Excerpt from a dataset
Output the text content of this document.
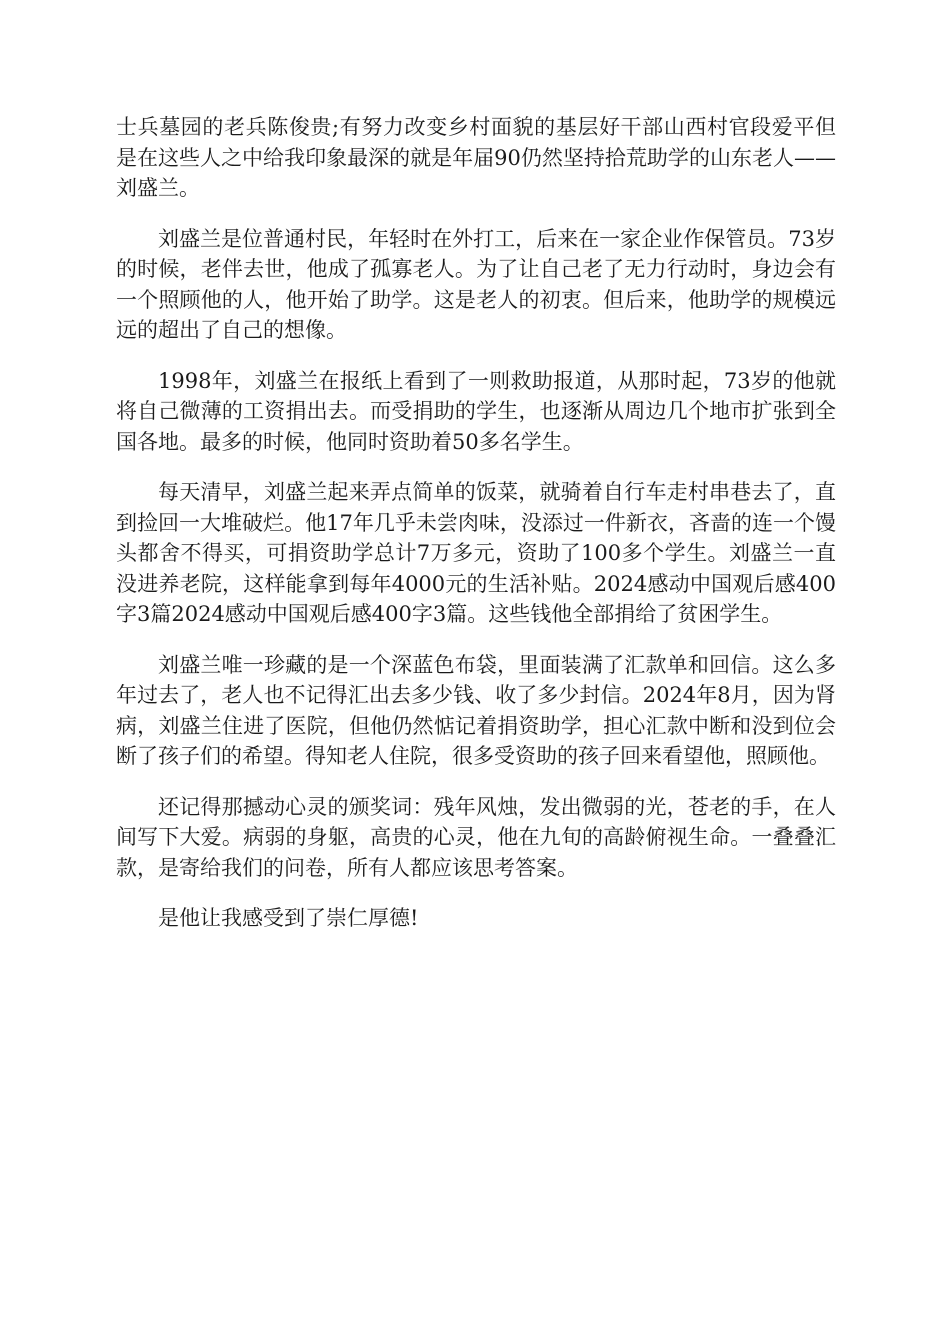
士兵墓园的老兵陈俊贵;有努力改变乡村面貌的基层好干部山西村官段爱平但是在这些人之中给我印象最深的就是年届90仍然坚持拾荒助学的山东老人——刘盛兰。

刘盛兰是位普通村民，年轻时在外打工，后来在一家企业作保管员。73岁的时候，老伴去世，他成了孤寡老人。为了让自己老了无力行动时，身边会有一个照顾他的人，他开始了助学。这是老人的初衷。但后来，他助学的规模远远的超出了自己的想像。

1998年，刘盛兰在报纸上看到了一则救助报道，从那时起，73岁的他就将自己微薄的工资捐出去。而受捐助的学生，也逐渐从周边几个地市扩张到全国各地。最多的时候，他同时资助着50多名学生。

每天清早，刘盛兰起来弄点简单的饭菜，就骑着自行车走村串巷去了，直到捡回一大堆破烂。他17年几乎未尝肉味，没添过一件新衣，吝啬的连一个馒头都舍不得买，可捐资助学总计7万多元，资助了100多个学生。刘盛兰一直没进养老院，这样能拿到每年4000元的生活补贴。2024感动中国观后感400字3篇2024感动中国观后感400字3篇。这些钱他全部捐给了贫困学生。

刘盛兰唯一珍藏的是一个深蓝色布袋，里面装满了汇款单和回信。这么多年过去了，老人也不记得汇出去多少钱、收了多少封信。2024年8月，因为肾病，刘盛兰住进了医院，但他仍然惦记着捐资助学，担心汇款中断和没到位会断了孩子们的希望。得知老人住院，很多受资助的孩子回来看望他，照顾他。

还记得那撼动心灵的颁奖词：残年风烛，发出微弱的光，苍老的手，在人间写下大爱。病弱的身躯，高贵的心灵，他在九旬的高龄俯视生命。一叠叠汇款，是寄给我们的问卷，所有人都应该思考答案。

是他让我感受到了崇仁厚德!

◆ Problem requirements ◆
Write the material out again exactly as it appears, dropping the pictures.

◆ Exercise output ◆
Output the text content of this document.
士兵墓园的老兵陈俊贵;有努力改变乡村面貌的基层好干部山西村官段爱平但是在这些人之中给我印象最深的就是年届90仍然坚持拾荒助学的山东老人——刘盛兰。

刘盛兰是位普通村民，年轻时在外打工，后来在一家企业作保管员。73岁的时候，老伴去世，他成了孤寡老人。为了让自己老了无力行动时，身边会有一个照顾他的人，他开始了助学。这是老人的初衷。但后来，他助学的规模远远的超出了自己的想像。

1998年，刘盛兰在报纸上看到了一则救助报道，从那时起，73岁的他就将自己微薄的工资捐出去。而受捐助的学生，也逐渐从周边几个地市扩张到全国各地。最多的时候，他同时资助着50多名学生。

每天清早，刘盛兰起来弄点简单的饭菜，就骑着自行车走村串巷去了，直到捡回一大堆破烂。他17年几乎未尝肉味，没添过一件新衣，吝啬的连一个馒头都舍不得买，可捐资助学总计7万多元，资助了100多个学生。刘盛兰一直没进养老院，这样能拿到每年4000元的生活补贴。2024感动中国观后感400字3篇2024感动中国观后感400字3篇。这些钱他全部捐给了贫困学生。

刘盛兰唯一珍藏的是一个深蓝色布袋，里面装满了汇款单和回信。这么多年过去了，老人也不记得汇出去多少钱、收了多少封信。2024年8月，因为肾病，刘盛兰住进了医院，但他仍然惦记着捐资助学，担心汇款中断和没到位会断了孩子们的希望。得知老人住院，很多受资助的孩子回来看望他，照顾他。

还记得那撼动心灵的颁奖词：残年风烛，发出微弱的光，苍老的手，在人间写下大爱。病弱的身躯，高贵的心灵，他在九旬的高龄俯视生命。一叠叠汇款，是寄给我们的问卷，所有人都应该思考答案。

是他让我感受到了崇仁厚德!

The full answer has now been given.